§ **Work to complete**
Copy all records verbatim.

§ **Supplied data**
****
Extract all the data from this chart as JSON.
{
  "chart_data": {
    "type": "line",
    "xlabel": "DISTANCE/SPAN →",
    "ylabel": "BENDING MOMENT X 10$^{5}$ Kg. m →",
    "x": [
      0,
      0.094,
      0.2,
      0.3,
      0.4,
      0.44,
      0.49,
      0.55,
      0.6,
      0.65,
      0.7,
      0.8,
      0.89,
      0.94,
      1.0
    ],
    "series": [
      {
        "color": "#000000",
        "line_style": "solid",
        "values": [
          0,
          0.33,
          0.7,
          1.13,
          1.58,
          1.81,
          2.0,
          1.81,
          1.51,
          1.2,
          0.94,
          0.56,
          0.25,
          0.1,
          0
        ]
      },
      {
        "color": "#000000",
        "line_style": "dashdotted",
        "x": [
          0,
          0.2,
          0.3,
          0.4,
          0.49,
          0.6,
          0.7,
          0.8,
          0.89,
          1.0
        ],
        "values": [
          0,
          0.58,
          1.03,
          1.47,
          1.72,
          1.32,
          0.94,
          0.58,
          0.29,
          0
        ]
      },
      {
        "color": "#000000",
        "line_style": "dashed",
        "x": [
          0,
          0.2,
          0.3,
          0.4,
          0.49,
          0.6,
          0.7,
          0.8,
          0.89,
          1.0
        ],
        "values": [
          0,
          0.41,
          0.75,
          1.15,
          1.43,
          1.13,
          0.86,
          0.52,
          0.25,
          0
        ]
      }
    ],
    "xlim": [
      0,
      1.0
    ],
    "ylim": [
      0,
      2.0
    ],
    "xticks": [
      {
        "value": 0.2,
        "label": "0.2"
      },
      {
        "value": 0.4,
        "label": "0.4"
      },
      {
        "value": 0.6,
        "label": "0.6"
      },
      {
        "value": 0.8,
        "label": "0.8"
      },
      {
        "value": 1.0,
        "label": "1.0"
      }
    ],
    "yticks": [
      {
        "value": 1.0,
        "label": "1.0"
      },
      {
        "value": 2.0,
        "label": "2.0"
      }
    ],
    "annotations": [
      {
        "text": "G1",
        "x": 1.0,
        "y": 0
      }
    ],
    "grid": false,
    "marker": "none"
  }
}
****
§ **Written response**
Extract all the data from this chart as JSON.
{
  "chart_data": {
    "type": "line",
    "xlabel": "DISTANCE/SPAN →",
    "ylabel": "BENDING MOMENT X 10$^{5}$ Kg. m →",
    "x": [
      0,
      0.094,
      0.2,
      0.3,
      0.4,
      0.44,
      0.49,
      0.55,
      0.6,
      0.65,
      0.7,
      0.8,
      0.89,
      0.94,
      1.0
    ],
    "series": [
      {
        "color": "#000000",
        "line_style": "solid",
        "values": [
          0,
          0.33,
          0.7,
          1.13,
          1.58,
          1.81,
          2.0,
          1.81,
          1.51,
          1.2,
          0.94,
          0.56,
          0.25,
          0.1,
          0
        ]
      },
      {
        "color": "#000000",
        "line_style": "dashdotted",
        "x": [
          0,
          0.2,
          0.3,
          0.4,
          0.49,
          0.6,
          0.7,
          0.8,
          0.89,
          1.0
        ],
        "values": [
          0,
          0.58,
          1.03,
          1.47,
          1.72,
          1.32,
          0.94,
          0.58,
          0.29,
          0
        ]
      },
      {
        "color": "#000000",
        "line_style": "dashed",
        "x": [
          0,
          0.2,
          0.3,
          0.4,
          0.49,
          0.6,
          0.7,
          0.8,
          0.89,
          1.0
        ],
        "values": [
          0,
          0.41,
          0.75,
          1.15,
          1.43,
          1.13,
          0.86,
          0.52,
          0.25,
          0
        ]
      }
    ],
    "xlim": [
      0,
      1.0
    ],
    "ylim": [
      0,
      2.0
    ],
    "xticks": [
      {
        "value": 0.2,
        "label": "0.2"
      },
      {
        "value": 0.4,
        "label": "0.4"
      },
      {
        "value": 0.6,
        "label": "0.6"
      },
      {
        "value": 0.8,
        "label": "0.8"
      },
      {
        "value": 1.0,
        "label": "1.0"
      }
    ],
    "yticks": [
      {
        "value": 1.0,
        "label": "1.0"
      },
      {
        "value": 2.0,
        "label": "2.0"
      }
    ],
    "annotations": [
      {
        "text": "G1",
        "x": 1.0,
        "y": 0
      }
    ],
    "grid": false,
    "marker": "none"
  }
}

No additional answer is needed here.